EXERCISE BRIEF » Leave out the pictures and return every entry exactly as it appears.

*** SUPPLIED RECORDS

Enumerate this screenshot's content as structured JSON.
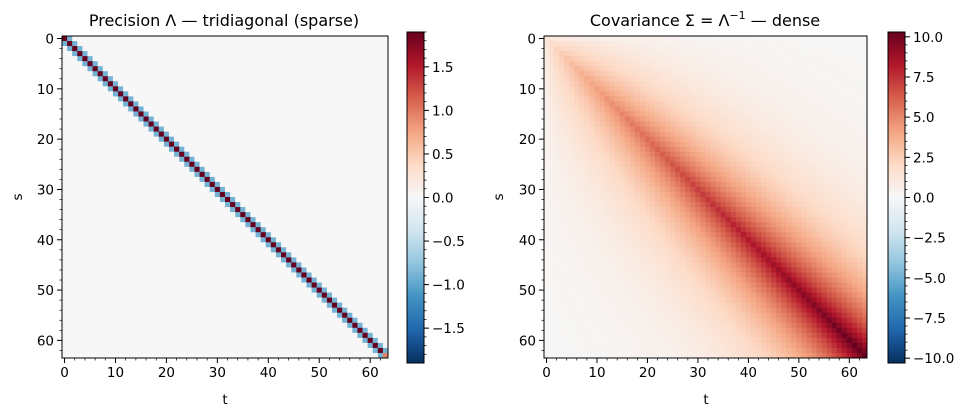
{
  "chart_data": [
    {
      "type": "heatmap",
      "title": "Precision Λ  —  tridiagonal (sparse)",
      "xlabel": "t",
      "ylabel": "s",
      "size": 64,
      "structure": "tridiagonal",
      "diagonal": 1.9,
      "diagonal_last": 0.95,
      "off_diagonal": -0.9,
      "background": 0.0,
      "xticks": [
        0,
        10,
        20,
        30,
        40,
        50,
        60
      ],
      "yticks": [
        0,
        10,
        20,
        30,
        40,
        50,
        60
      ],
      "colormap": "RdBu_r",
      "colorbar": {
        "min": -1.9,
        "max": 1.9,
        "ticks": [
          -1.5,
          -1.0,
          -0.5,
          0.0,
          0.5,
          1.0,
          1.5
        ],
        "tick_labels": [
          "−1.5",
          "−1.0",
          "−0.5",
          "0.0",
          "0.5",
          "1.0",
          "1.5"
        ]
      }
    },
    {
      "type": "heatmap",
      "title_prefix": "Covariance",
      "title_suffix": "—  dense",
      "xlabel": "t",
      "ylabel": "s",
      "size": 64,
      "structure": "dense",
      "diagonal_last": 10.3,
      "diagonal_first": 1.0,
      "corner_min": 0.16,
      "xticks": [
        0,
        10,
        20,
        30,
        40,
        50,
        60
      ],
      "yticks": [
        0,
        10,
        20,
        30,
        40,
        50,
        60
      ],
      "colormap": "RdBu_r",
      "colorbar": {
        "min": -10.3,
        "max": 10.3,
        "ticks": [
          -10,
          -7.5,
          -5,
          -2.5,
          0,
          2.5,
          5,
          7.5,
          10
        ],
        "tick_labels": [
          "−10.0",
          "−7.5",
          "−5.0",
          "−2.5",
          "0.0",
          "2.5",
          "5.0",
          "7.5",
          "10.0"
        ]
      }
    }
  ],
  "colors": {
    "cmap_stops": [
      "#053061",
      "#2166ac",
      "#4393c3",
      "#92c5de",
      "#d1e5f0",
      "#f7f7f7",
      "#fddbc7",
      "#f4a582",
      "#d6604d",
      "#b2182b",
      "#67001f"
    ]
  }
}
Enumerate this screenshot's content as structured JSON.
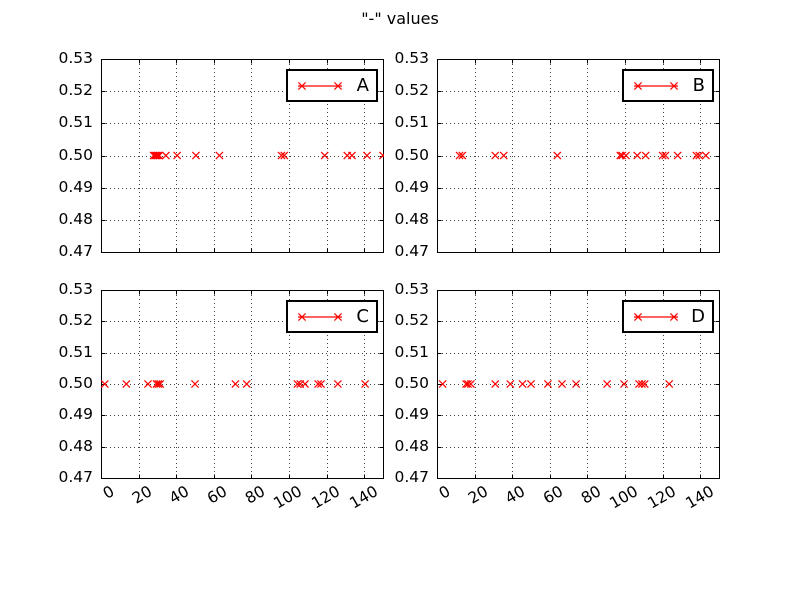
{
  "title": "\"-\" values",
  "figure": {
    "background": "#ffffff",
    "frame_color": "#000000",
    "grid_color": "#000000",
    "marker_color": "#ff0000"
  },
  "chart_data": {
    "type": "scatter",
    "title": "\"-\" values",
    "marker": "x",
    "color": "#ff0000",
    "grid": true,
    "legend_position": "upper right",
    "xlim": [
      0,
      150
    ],
    "ylim": [
      0.47,
      0.53
    ],
    "xticks": [
      0,
      20,
      40,
      60,
      80,
      100,
      120,
      140
    ],
    "xticklabels": [
      "0",
      "20",
      "40",
      "60",
      "80",
      "100",
      "120",
      "140"
    ],
    "yticks": [
      0.53,
      0.52,
      0.51,
      0.5,
      0.49,
      0.48,
      0.47
    ],
    "yticklabels": [
      "0.53",
      "0.52",
      "0.51",
      "0.50",
      "0.49",
      "0.48",
      "0.47"
    ],
    "y_value_all_points": 0.5,
    "subplots": [
      {
        "name": "A",
        "x": [
          28,
          28.8,
          29.5,
          30.2,
          31,
          34.5,
          40.5,
          50.5,
          63,
          96,
          97.5,
          119,
          131,
          133.5,
          141.5,
          150
        ],
        "xticklabels_visible": false
      },
      {
        "name": "B",
        "x": [
          12,
          13.5,
          31,
          35.5,
          64,
          97.5,
          98.5,
          100.5,
          106.5,
          111,
          120,
          121.5,
          128,
          138,
          139.5,
          143
        ],
        "xticklabels_visible": false
      },
      {
        "name": "C",
        "x": [
          2,
          13.5,
          25,
          29.5,
          30.5,
          31.5,
          50,
          71.5,
          77.5,
          104.5,
          106,
          108.5,
          115.5,
          117,
          126,
          140.5
        ],
        "xticklabels_visible": true
      },
      {
        "name": "D",
        "x": [
          3,
          15.5,
          16.5,
          18,
          31,
          39,
          45.5,
          50,
          59,
          66.5,
          74,
          90.5,
          99.5,
          107.5,
          109,
          110.5,
          123.5
        ],
        "xticklabels_visible": true
      }
    ]
  }
}
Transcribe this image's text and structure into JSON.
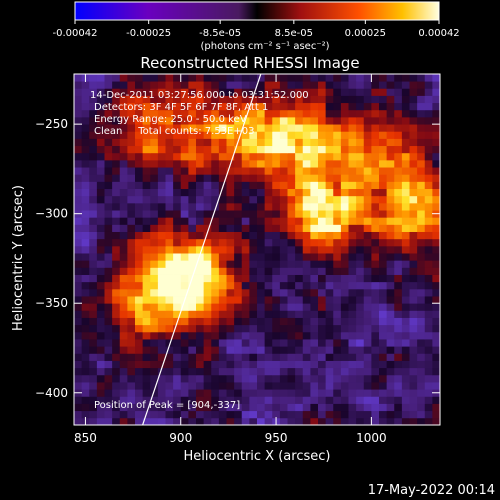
{
  "chart_data": {
    "type": "heatmap",
    "title": "Reconstructed RHESSI Image",
    "xlabel": "Heliocentric X (arcsec)",
    "ylabel": "Heliocentric Y (arcsec)",
    "x_ticks": [
      850,
      900,
      950,
      1000
    ],
    "y_ticks": [
      -250,
      -300,
      -350,
      -400
    ],
    "xlim": [
      844,
      1036
    ],
    "ylim": [
      -418,
      -222
    ],
    "colorbar": {
      "colormap": "rainbow-red-yellow",
      "min": -0.00042,
      "max": 0.00042,
      "tick_labels": [
        "-0.00042",
        "-0.00025",
        "-8.5e-05",
        "8.5e-05",
        "0.00025",
        "0.00042"
      ],
      "unit_label": "(photons cm⁻² s⁻¹ asec⁻²)"
    },
    "annotations": {
      "time_range": "14-Dec-2011 03:27:56.000 to 03:31:52.000",
      "detectors": "Detectors: 3F 4F 5F 6F 7F 8F, Att 1",
      "energy": "Energy Range: 25.0 - 50.0 keV",
      "clean": "Clean     Total counts: 7.53E+03",
      "peak": "Position of Peak = [904,-337]"
    },
    "peak_position": [
      904,
      -337
    ],
    "bright_sources": [
      {
        "x": 904,
        "y": -337,
        "level": 1.0
      },
      {
        "x": 960,
        "y": -262,
        "level": 0.85
      },
      {
        "x": 975,
        "y": -300,
        "level": 0.8
      },
      {
        "x": 925,
        "y": -258,
        "level": 0.6
      },
      {
        "x": 885,
        "y": -255,
        "level": 0.55
      },
      {
        "x": 880,
        "y": -350,
        "level": 0.6
      },
      {
        "x": 1020,
        "y": -300,
        "level": 0.65
      },
      {
        "x": 1000,
        "y": -265,
        "level": 0.5
      }
    ],
    "limb_line": [
      [
        880,
        -418
      ],
      [
        942,
        -222
      ]
    ]
  },
  "footer": {
    "date": "17-May-2022 00:14"
  }
}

******

SOLUTION TO THIS PROBLEM »
Enumerate this screenshot's content as structured JSON.
{
  "chart_data": [
    {
      "type": "heatmap",
      "title": "Precision Λ  —  tridiagonal (sparse)",
      "xlabel": "t",
      "ylabel": "s",
      "size": 64,
      "structure": "tridiagonal",
      "diagonal": 1.9,
      "diagonal_last": 0.95,
      "off_diagonal": -0.9,
      "background": 0.0,
      "xticks": [
        0,
        10,
        20,
        30,
        40,
        50,
        60
      ],
      "yticks": [
        0,
        10,
        20,
        30,
        40,
        50,
        60
      ],
      "colormap": "RdBu_r",
      "colorbar": {
        "min": -1.9,
        "max": 1.9,
        "ticks": [
          -1.5,
          -1.0,
          -0.5,
          0.0,
          0.5,
          1.0,
          1.5
        ],
        "tick_labels": [
          "−1.5",
          "−1.0",
          "−0.5",
          "0.0",
          "0.5",
          "1.0",
          "1.5"
        ]
      }
    },
    {
      "type": "heatmap",
      "title_prefix": "Covariance",
      "title_suffix": "—  dense",
      "xlabel": "t",
      "ylabel": "s",
      "size": 64,
      "structure": "dense",
      "diagonal_last": 10.3,
      "diagonal_first": 1.0,
      "corner_min": 0.16,
      "xticks": [
        0,
        10,
        20,
        30,
        40,
        50,
        60
      ],
      "yticks": [
        0,
        10,
        20,
        30,
        40,
        50,
        60
      ],
      "colormap": "RdBu_r",
      "colorbar": {
        "min": -10.3,
        "max": 10.3,
        "ticks": [
          -10,
          -7.5,
          -5,
          -2.5,
          0,
          2.5,
          5,
          7.5,
          10
        ],
        "tick_labels": [
          "−10.0",
          "−7.5",
          "−5.0",
          "−2.5",
          "0.0",
          "2.5",
          "5.0",
          "7.5",
          "10.0"
        ]
      }
    }
  ],
  "colors": {
    "cmap_stops": [
      "#053061",
      "#2166ac",
      "#4393c3",
      "#92c5de",
      "#d1e5f0",
      "#f7f7f7",
      "#fddbc7",
      "#f4a582",
      "#d6604d",
      "#b2182b",
      "#67001f"
    ]
  }
}
Enumerate this screenshot's content as structured JSON.
{
  "title": "\"-\" values",
  "figure": {
    "background": "#ffffff",
    "frame_color": "#000000",
    "grid_color": "#000000",
    "marker_color": "#ff0000"
  },
  "chart_data": {
    "type": "scatter",
    "title": "\"-\" values",
    "marker": "x",
    "color": "#ff0000",
    "grid": true,
    "legend_position": "upper right",
    "xlim": [
      0,
      150
    ],
    "ylim": [
      0.47,
      0.53
    ],
    "xticks": [
      0,
      20,
      40,
      60,
      80,
      100,
      120,
      140
    ],
    "xticklabels": [
      "0",
      "20",
      "40",
      "60",
      "80",
      "100",
      "120",
      "140"
    ],
    "yticks": [
      0.53,
      0.52,
      0.51,
      0.5,
      0.49,
      0.48,
      0.47
    ],
    "yticklabels": [
      "0.53",
      "0.52",
      "0.51",
      "0.50",
      "0.49",
      "0.48",
      "0.47"
    ],
    "y_value_all_points": 0.5,
    "subplots": [
      {
        "name": "A",
        "x": [
          28,
          28.8,
          29.5,
          30.2,
          31,
          34.5,
          40.5,
          50.5,
          63,
          96,
          97.5,
          119,
          131,
          133.5,
          141.5,
          150
        ],
        "xticklabels_visible": false
      },
      {
        "name": "B",
        "x": [
          12,
          13.5,
          31,
          35.5,
          64,
          97.5,
          98.5,
          100.5,
          106.5,
          111,
          120,
          121.5,
          128,
          138,
          139.5,
          143
        ],
        "xticklabels_visible": false
      },
      {
        "name": "C",
        "x": [
          2,
          13.5,
          25,
          29.5,
          30.5,
          31.5,
          50,
          71.5,
          77.5,
          104.5,
          106,
          108.5,
          115.5,
          117,
          126,
          140.5
        ],
        "xticklabels_visible": true
      },
      {
        "name": "D",
        "x": [
          3,
          15.5,
          16.5,
          18,
          31,
          39,
          45.5,
          50,
          59,
          66.5,
          74,
          90.5,
          99.5,
          107.5,
          109,
          110.5,
          123.5
        ],
        "xticklabels_visible": true
      }
    ]
  }
}
Transcribe this image's text and structure into JSON.
{
  "chart_data": {
    "type": "heatmap",
    "title": "Reconstructed RHESSI Image",
    "xlabel": "Heliocentric X (arcsec)",
    "ylabel": "Heliocentric Y (arcsec)",
    "x_ticks": [
      850,
      900,
      950,
      1000
    ],
    "y_ticks": [
      -250,
      -300,
      -350,
      -400
    ],
    "xlim": [
      844,
      1036
    ],
    "ylim": [
      -418,
      -222
    ],
    "colorbar": {
      "colormap": "rainbow-red-yellow",
      "min": -0.00042,
      "max": 0.00042,
      "tick_labels": [
        "-0.00042",
        "-0.00025",
        "-8.5e-05",
        "8.5e-05",
        "0.00025",
        "0.00042"
      ],
      "unit_label": "(photons cm⁻² s⁻¹ asec⁻²)"
    },
    "annotations": {
      "time_range": "14-Dec-2011 03:27:56.000 to 03:31:52.000",
      "detectors": "Detectors: 3F 4F 5F 6F 7F 8F, Att 1",
      "energy": "Energy Range: 25.0 - 50.0 keV",
      "clean": "Clean     Total counts: 7.53E+03",
      "peak": "Position of Peak = [904,-337]"
    },
    "peak_position": [
      904,
      -337
    ],
    "bright_sources": [
      {
        "x": 904,
        "y": -337,
        "level": 1.0
      },
      {
        "x": 960,
        "y": -262,
        "level": 0.85
      },
      {
        "x": 975,
        "y": -300,
        "level": 0.8
      },
      {
        "x": 925,
        "y": -258,
        "level": 0.6
      },
      {
        "x": 885,
        "y": -255,
        "level": 0.55
      },
      {
        "x": 880,
        "y": -350,
        "level": 0.6
      },
      {
        "x": 1020,
        "y": -300,
        "level": 0.65
      },
      {
        "x": 1000,
        "y": -265,
        "level": 0.5
      }
    ],
    "limb_line": [
      [
        880,
        -418
      ],
      [
        942,
        -222
      ]
    ]
  },
  "footer": {
    "date": "17-May-2022 00:14"
  }
}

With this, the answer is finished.